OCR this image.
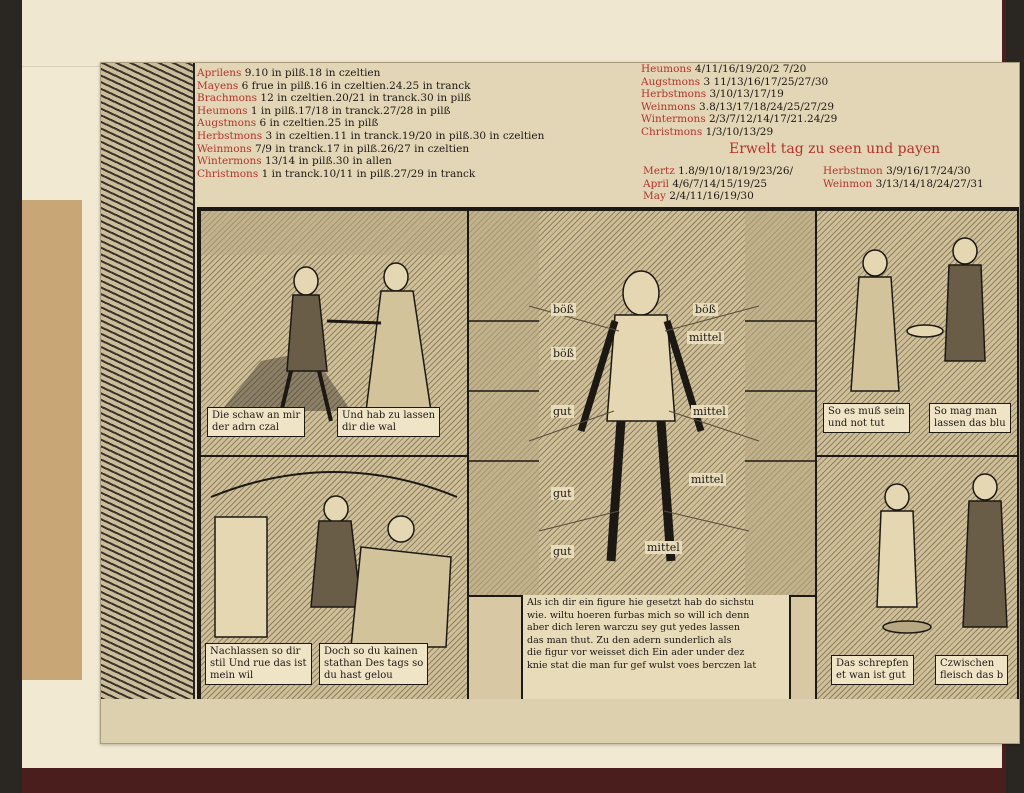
Aprilens 9.10 in pilß.18 in czeltien
Mayens 6 frue in pilß.16 in czeltien.24.25 in tranck
Brachmons 12 in czeltien.20/21 in tranck.30 in pilß
Heumons 1 in pilß.17/18 in tranck.27/28 in pilß
Augstmons 6 in czeltien.25 in pilß
Herbstmons 3 in czeltien.11 in tranck.19/20 in pilß.30 in czeltien
Weinmons 7/9 in tranck.17 in pilß.26/27 in czeltien
Wintermons 13/14 in pilß.30 in allen
Christmons 1 in tranck.10/11 in pilß.27/29 in tranck
Heumons 4/11/16/19/20/2 7/20
Augstmons 3 11/13/16/17/25/27/30
Herbstmons 3/10/13/17/19
Weinmons 3.8/13/17/18/24/25/27/29
Wintermons 2/3/7/12/14/17/21.24/29
Christmons 1/3/10/13/29
Erwelt tag zu seen und payen
Mertz 1.8/9/10/18/19/23/26/
April 4/6/7/14/15/19/25
May 2/4/11/16/19/30
Herbstmon 3/9/16/17/24/30
Weinmon 3/13/14/18/24/27/31
Die schaw an mir
der adrn czal
Und hab zu lassen
dir die wal
Nachlassen so dir
stil Und rue das ist
mein wil
Doch so du kainen
stathan Des tags so
du hast gelou
böß	böß
böß
mittel
gut	mittel
gut
mittel
gut	mittel
Als ich dir ein figure hie gesetzt hab do sichstu
wie. wiltu hoeren furbas mich so will ich denn
aber dich leren warczu sey gut yedes lassen
das man thut. Zu den adern sunderlich als
die figur vor weisset dich Ein ader under dez
knie stat die man fur gef wulst voes berczen lat
So es muß sein
und not tut
So mag man
lassen das blu
Das schrepfen
et wan ist gut
Czwischen
fleisch das b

○ ○ ○ ○

▸ Exercise description
Give back the whole listing as it stands, minus its pictures.

▸ Response to the exercise
OCR this image.
Aprilens 9.10 in pilß.18 in czeltien
Mayens 6 frue in pilß.16 in czeltien.24.25 in tranck
Brachmons 12 in czeltien.20/21 in tranck.30 in pilß
Heumons 1 in pilß.17/18 in tranck.27/28 in pilß
Augstmons 6 in czeltien.25 in pilß
Herbstmons 3 in czeltien.11 in tranck.19/20 in pilß.30 in czeltien
Weinmons 7/9 in tranck.17 in pilß.26/27 in czeltien
Wintermons 13/14 in pilß.30 in allen
Christmons 1 in tranck.10/11 in pilß.27/29 in tranck
Heumons 4/11/16/19/20/2 7/20
Augstmons 3 11/13/16/17/25/27/30
Herbstmons 3/10/13/17/19
Weinmons 3.8/13/17/18/24/25/27/29
Wintermons 2/3/7/12/14/17/21.24/29
Christmons 1/3/10/13/29
Erwelt tag zu seen und payen
Mertz 1.8/9/10/18/19/23/26/
April 4/6/7/14/15/19/25
May 2/4/11/16/19/30
Herbstmon 3/9/16/17/24/30
Weinmon 3/13/14/18/24/27/31
Die schaw an mir
der adrn czal
Und hab zu lassen
dir die wal
Nachlassen so dir
stil Und rue das ist
mein wil
Doch so du kainen
stathan Des tags so
du hast gelou
böß	böß
böß
mittel
gut	mittel
gut
mittel
gut	mittel
Als ich dir ein figure hie gesetzt hab do sichstu
wie. wiltu hoeren furbas mich so will ich denn
aber dich leren warczu sey gut yedes lassen
das man thut. Zu den adern sunderlich als
die figur vor weisset dich Ein ader under dez
knie stat die man fur gef wulst voes berczen lat
So es muß sein
und not tut
So mag man
lassen das blu
Das schrepfen
et wan ist gut
Czwischen
fleisch das b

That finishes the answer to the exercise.